## Problem statement:
Copy all entries without alteration and skip the pictures they hold.

## Records for this exercise:

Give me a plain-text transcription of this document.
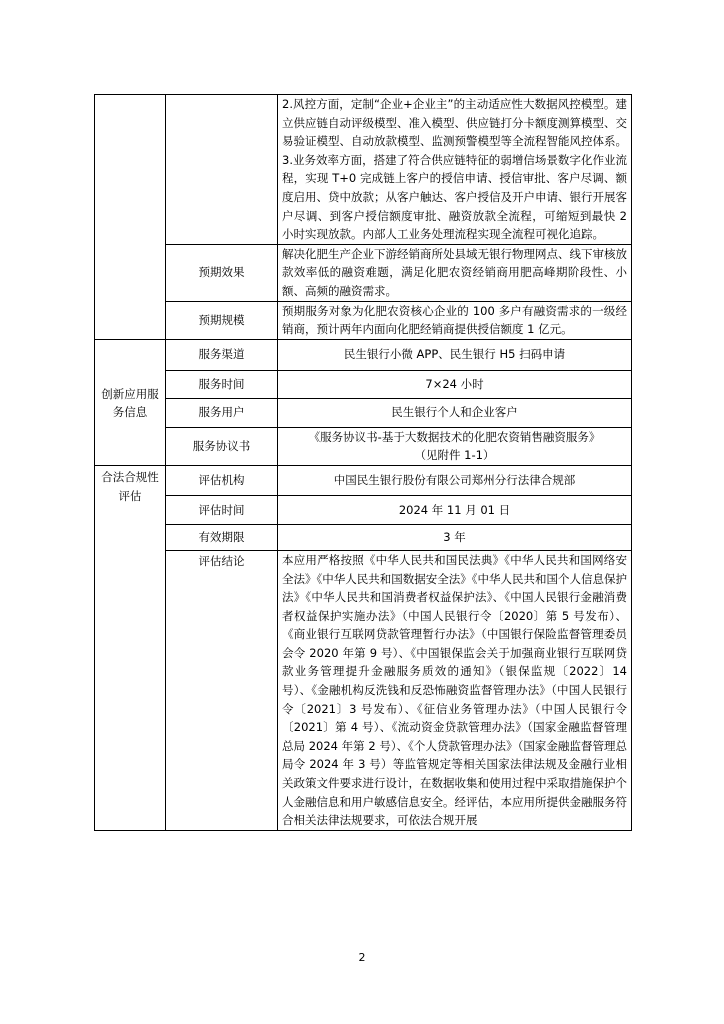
		2.风控方面，定制“企业+企业主”的主动适应性大数据风控模型。建立供应链自动评级模型、准入模型、供应链打分卡额度测算模型、交易验证模型、自动放款模型、监测预警模型等全流程智能风控体系。
3.业务效率方面，搭建了符合供应链特征的弱增信场景数字化作业流程，实现 T+0 完成链上客户的授信申请、授信审批、客户尽调、额度启用、贷中放款；从客户触达、客户授信及开户申请、银行开展客户尽调、到客户授信额度审批、融资放款全流程，可缩短到最快 2 小时实现放款。内部人工业务处理流程实现全流程可视化追踪。

	预期效果	解决化肥生产企业下游经销商所处县域无银行物理网点、线下审核放款效率低的融资难题，满足化肥农资经销商用肥高峰期阶段性、小额、高频的融资需求。
	预期规模	预期服务对象为化肥农资核心企业的 100 多户有融资需求的一级经销商，预计两年内面向化肥经销商提供授信额度 1 亿元。
创新应用服务信息	服务渠道	民生银行小微 APP、民生银行 H5 扫码申请
	服务时间	7×24 小时
	服务用户	民生银行个人和企业客户
	服务协议书	《服务协议书-基于大数据技术的化肥农资销售融资服务》
（见附件 1-1）

合法合规性评估	评估机构	中国民生银行股份有限公司郑州分行法律合规部
	评估时间	2024 年 11 月 01 日
	有效期限	3 年
	评估结论	本应用严格按照《中华人民共和国民法典》《中华人民共和国网络安全法》《中华人民共和国数据安全法》《中华人民共和国个人信息保护法》《中华人民共和国消费者权益保护法》、《中国人民银行金融消费者权益保护实施办法》（中国人民银行令〔2020〕第 5 号发布）、《商业银行互联网贷款管理暂行办法》（中国银行保险监督管理委员会令 2020 年第 9 号）、《中国银保监会关于加强商业银行互联网贷款业务管理提升金融服务质效的通知》（银保监规〔2022〕14 号）、《金融机构反洗钱和反恐怖融资监督管理办法》（中国人民银行令〔2021〕3 号发布）、《征信业务管理办法》（中国人民银行令〔2021〕第 4 号）、《流动资金贷款管理办法》（国家金融监督管理总局 2024 年第 2 号）、《个人贷款管理办法》（国家金融监督管理总局令 2024 年 3 号）等监管规定等相关国家法律法规及金融行业相关政策文件要求进行设计，在数据收集和使用过程中采取措施保护个人金融信息和用户敏感信息安全。经评估，本应用所提供金融服务符合相关法律法规要求，可依法合规开展
2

## Task response:
Give me a plain-text transcription of this document.
		2.风控方面，定制“企业+企业主”的主动适应性大数据风控模型。建立供应链自动评级模型、准入模型、供应链打分卡额度测算模型、交易验证模型、自动放款模型、监测预警模型等全流程智能风控体系。
3.业务效率方面，搭建了符合供应链特征的弱增信场景数字化作业流程，实现 T+0 完成链上客户的授信申请、授信审批、客户尽调、额度启用、贷中放款；从客户触达、客户授信及开户申请、银行开展客户尽调、到客户授信额度审批、融资放款全流程，可缩短到最快 2 小时实现放款。内部人工业务处理流程实现全流程可视化追踪。

	预期效果	解决化肥生产企业下游经销商所处县域无银行物理网点、线下审核放款效率低的融资难题，满足化肥农资经销商用肥高峰期阶段性、小额、高频的融资需求。
	预期规模	预期服务对象为化肥农资核心企业的 100 多户有融资需求的一级经销商，预计两年内面向化肥经销商提供授信额度 1 亿元。
创新应用服务信息	服务渠道	民生银行小微 APP、民生银行 H5 扫码申请
	服务时间	7×24 小时
	服务用户	民生银行个人和企业客户
	服务协议书	《服务协议书-基于大数据技术的化肥农资销售融资服务》
（见附件 1-1）

合法合规性评估	评估机构	中国民生银行股份有限公司郑州分行法律合规部
	评估时间	2024 年 11 月 01 日
	有效期限	3 年
	评估结论	本应用严格按照《中华人民共和国民法典》《中华人民共和国网络安全法》《中华人民共和国数据安全法》《中华人民共和国个人信息保护法》《中华人民共和国消费者权益保护法》、《中国人民银行金融消费者权益保护实施办法》（中国人民银行令〔2020〕第 5 号发布）、《商业银行互联网贷款管理暂行办法》（中国银行保险监督管理委员会令 2020 年第 9 号）、《中国银保监会关于加强商业银行互联网贷款业务管理提升金融服务质效的通知》（银保监规〔2022〕14 号）、《金融机构反洗钱和反恐怖融资监督管理办法》（中国人民银行令〔2021〕3 号发布）、《征信业务管理办法》（中国人民银行令〔2021〕第 4 号）、《流动资金贷款管理办法》（国家金融监督管理总局 2024 年第 2 号）、《个人贷款管理办法》（国家金融监督管理总局令 2024 年 3 号）等监管规定等相关国家法律法规及金融行业相关政策文件要求进行设计，在数据收集和使用过程中采取措施保护个人金融信息和用户敏感信息安全。经评估，本应用所提供金融服务符合相关法律法规要求，可依法合规开展
2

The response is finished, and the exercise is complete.